* Begin Supplied data *

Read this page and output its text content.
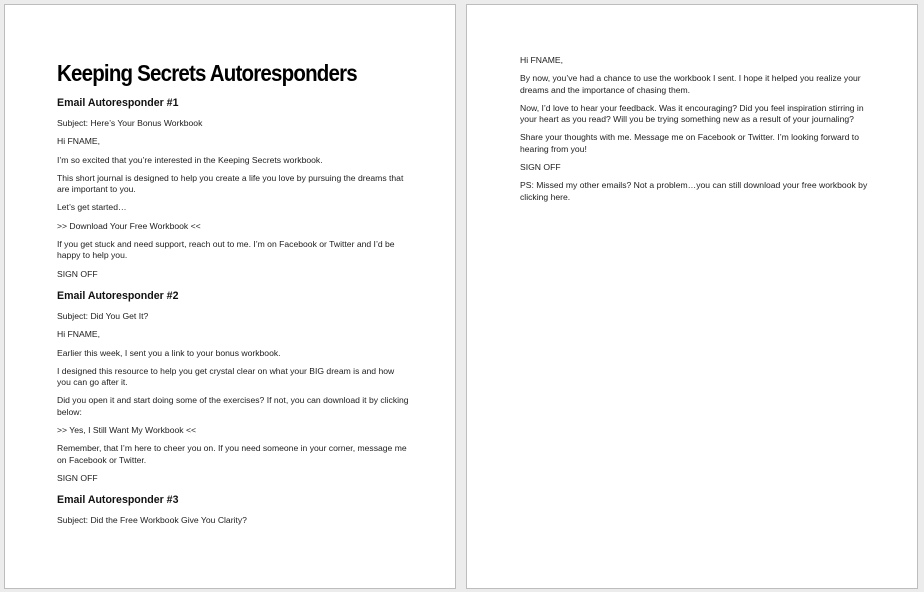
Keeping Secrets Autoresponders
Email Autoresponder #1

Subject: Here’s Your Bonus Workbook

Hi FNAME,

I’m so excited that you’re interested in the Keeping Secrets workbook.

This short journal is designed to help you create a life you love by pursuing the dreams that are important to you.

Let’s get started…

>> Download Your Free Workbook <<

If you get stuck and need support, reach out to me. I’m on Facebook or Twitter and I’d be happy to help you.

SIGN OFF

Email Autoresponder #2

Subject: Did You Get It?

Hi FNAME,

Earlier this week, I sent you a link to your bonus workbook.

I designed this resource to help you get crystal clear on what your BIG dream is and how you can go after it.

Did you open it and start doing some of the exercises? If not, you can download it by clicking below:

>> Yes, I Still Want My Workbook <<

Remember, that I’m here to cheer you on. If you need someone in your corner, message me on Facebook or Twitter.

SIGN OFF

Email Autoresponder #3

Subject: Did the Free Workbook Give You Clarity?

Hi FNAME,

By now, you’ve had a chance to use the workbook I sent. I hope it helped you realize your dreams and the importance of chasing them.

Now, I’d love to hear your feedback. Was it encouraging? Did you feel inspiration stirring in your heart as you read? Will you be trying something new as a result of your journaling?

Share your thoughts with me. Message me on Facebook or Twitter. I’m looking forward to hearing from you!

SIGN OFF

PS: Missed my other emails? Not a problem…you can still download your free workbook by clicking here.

* End Supplied data *

_What needs to be done_:
State how many lines of the listing above include the word "clicking". Give nothing but the number.

_Task solution_:
2